(Stored dataset items)

-- begin --

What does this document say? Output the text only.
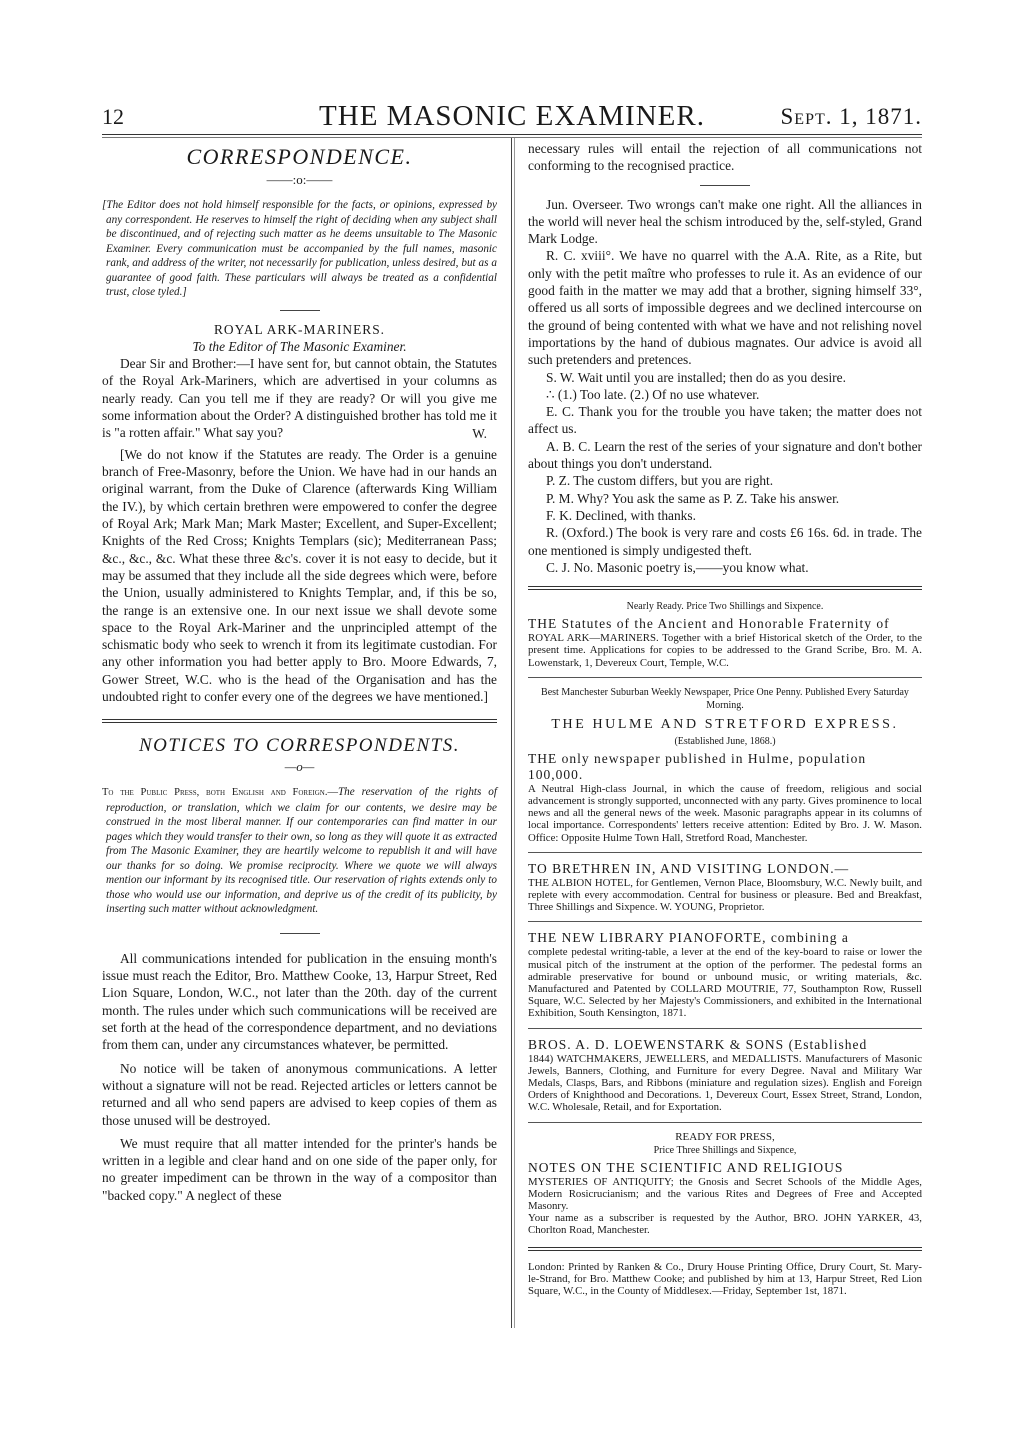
12	THE MASONIC EXAMINER.	Sept. 1, 1871.
CORRESPONDENCE.
——:o:——

[The Editor does not hold himself responsible for the facts, or opinions, expressed by any correspondent. He reserves to himself the right of deciding when any subject shall be discontinued, and of rejecting such matter as he deems unsuitable to The Masonic Examiner. Every communication must be accompanied by the full names, masonic rank, and address of the writer, not necessarily for publication, unless desired, but as a guarantee of good faith. These particulars will always be treated as a confidential trust, close tyled.]

ROYAL ARK-MARINERS.

To the Editor of The Masonic Examiner.

Dear Sir and Brother:—I have sent for, but cannot obtain, the Statutes of the Royal Ark-Mariners, which are advertised in your columns as nearly ready. Can you tell me if they are ready? Or will you give me some information about the Order? A distinguished brother has told me it is "a rotten affair." What say you?	W.

[We do not know if the Statutes are ready. The Order is a genuine branch of Free-Masonry, before the Union. We have had in our hands an original warrant, from the Duke of Clarence (afterwards King William the IV.), by which certain brethren were empowered to confer the degree of Royal Ark; Mark Man; Mark Master; Excellent, and Super-Excellent; Knights of the Red Cross; Knights Templars (sic); Mediterranean Pass; &c., &c., &c. What these three &c's. cover it is not easy to decide, but it may be assumed that they include all the side degrees which were, before the Union, usually administered to Knights Templar, and, if this be so, the range is an extensive one. In our next issue we shall devote some space to the Royal Ark-Mariner and the unprincipled attempt of the schismatic body who seek to wrench it from its legitimate custodian. For any other information you had better apply to Bro. Moore Edwards, 7, Gower Street, W.C. who is the head of the Organisation and has the undoubted right to confer every one of the degrees we have mentioned.]

NOTICES TO CORRESPONDENTS.
—o—

To the Public Press, both English and Foreign.—The reservation of the rights of reproduction, or translation, which we claim for our contents, we desire may be construed in the most liberal manner. If our contemporaries can find matter in our pages which they would transfer to their own, so long as they will quote it as extracted from The Masonic Examiner, they are heartily welcome to republish it and will have our thanks for so doing. We promise reciprocity. Where we quote we will always mention our informant by its recognised title. Our reservation of rights extends only to those who would use our information, and deprive us of the credit of its publicity, by inserting such matter without acknowledgment.

All communications intended for publication in the ensuing month's issue must reach the Editor, Bro. Matthew Cooke, 13, Harpur Street, Red Lion Square, London, W.C., not later than the 20th. day of the current month. The rules under which such communications will be received are set forth at the head of the correspondence department, and no deviations from them can, under any circumstances whatever, be permitted.

No notice will be taken of anonymous communications. A letter without a signature will not be read. Rejected articles or letters cannot be returned and all who send papers are advised to keep copies of them as those unused will be destroyed.

We must require that all matter intended for the printer's hands be written in a legible and clear hand and on one side of the paper only, for no greater impediment can be thrown in the way of a compositor than "backed copy." A neglect of these

necessary rules will entail the rejection of all communications not conforming to the recognised practice.

Jun. Overseer. Two wrongs can't make one right. All the alliances in the world will never heal the schism introduced by the, self-styled, Grand Mark Lodge.

R. C. xviii°. We have no quarrel with the A.A. Rite, as a Rite, but only with the petit maître who professes to rule it. As an evidence of our good faith in the matter we may add that a brother, signing himself 33°, offered us all sorts of impossible degrees and we declined intercourse on the ground of being contented with what we have and not relishing novel importations by the hand of dubious magnates. Our advice is avoid all such pretenders and pretences.

S. W. Wait until you are installed; then do as you desire.

∴ (1.) Too late. (2.) Of no use whatever.

E. C. Thank you for the trouble you have taken; the matter does not affect us.

A. B. C. Learn the rest of the series of your signature and don't bother about things you don't understand.

P. Z. The custom differs, but you are right.

P. M. Why? You ask the same as P. Z. Take his answer.

F. K. Declined, with thanks.

R. (Oxford.) The book is very rare and costs £6 16s. 6d. in trade. The one mentioned is simply undigested theft.

C. J. No. Masonic poetry is,——you know what.

Nearly Ready. Price Two Shillings and Sixpence.

THE Statutes of the Ancient and Honorable Fraternity of

ROYAL ARK—MARINERS. Together with a brief Historical sketch of the Order, to the present time. Applications for copies to be addressed to the Grand Scribe, Bro. M. A. Lowenstark, 1, Devereux Court, Temple, W.C.

Best Manchester Suburban Weekly Newspaper, Price One Penny. Published Every Saturday Morning.

THE HULME AND STRETFORD EXPRESS.

(Established June, 1868.)

THE only newspaper published in Hulme, population 100,000.

A Neutral High-class Journal, in which the cause of freedom, religious and social advancement is strongly supported, unconnected with any party. Gives prominence to local news and all the general news of the week. Masonic paragraphs appear in its columns of local importance. Correspondents' letters receive attention: Edited by Bro. J. W. Mason. Office: Opposite Hulme Town Hall, Stretford Road, Manchester.

TO BRETHREN IN, AND VISITING LONDON.—

THE ALBION HOTEL, for Gentlemen, Vernon Place, Bloomsbury, W.C. Newly built, and replete with every accommodation. Central for business or pleasure. Bed and Breakfast, Three Shillings and Sixpence. W. YOUNG, Proprietor.

THE NEW LIBRARY PIANOFORTE, combining a

complete pedestal writing-table, a lever at the end of the key-board to raise or lower the musical pitch of the instrument at the option of the performer. The pedestal forms an admirable preservative for bound or unbound music, or writing materials, &c. Manufactured and Patented by COLLARD MOUTRIE, 77, Southampton Row, Russell Square, W.C. Selected by her Majesty's Commissioners, and exhibited in the International Exhibition, South Kensington, 1871.

BROS. A. D. LOEWENSTARK & SONS (Established

1844) WATCHMAKERS, JEWELLERS, and MEDALLISTS. Manufacturers of Masonic Jewels, Banners, Clothing, and Furniture for every Degree. Naval and Military War Medals, Clasps, Bars, and Ribbons (miniature and regulation sizes). English and Foreign Orders of Knighthood and Decorations. 1, Devereux Court, Essex Street, Strand, London, W.C. Wholesale, Retail, and for Exportation.

READY FOR PRESS,

Price Three Shillings and Sixpence,

NOTES ON THE SCIENTIFIC AND RELIGIOUS

MYSTERIES OF ANTIQUITY; the Gnosis and Secret Schools of the Middle Ages, Modern Rosicrucianism; and the various Rites and Degrees of Free and Accepted Masonry.

Your name as a subscriber is requested by the Author, BRO. JOHN YARKER, 43, Chorlton Road, Manchester.

London: Printed by Ranken & Co., Drury House Printing Office, Drury Court, St. Mary-le-Strand, for Bro. Matthew Cooke; and published by him at 13, Harpur Street, Red Lion Square, W.C., in the County of Middlesex.—Friday, September 1st, 1871.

-- end --

=== EXERCISE TASK ===
Find every line in the records that contains the word "Sixpence"; copy those lines.

=== RESULT OF THE EXERCISE ===
Nearly Ready. Price Two Shillings and Sixpence.
THE ALBION HOTEL, for Gentlemen, Vernon Place, Bloomsbury, W.C. Newly built, and replete with every accommodation. Central for business or pleasure. Bed and Breakfast, Three Shillings and Sixpence. W. YOUNG, Proprietor.
Price Three Shillings and Sixpence,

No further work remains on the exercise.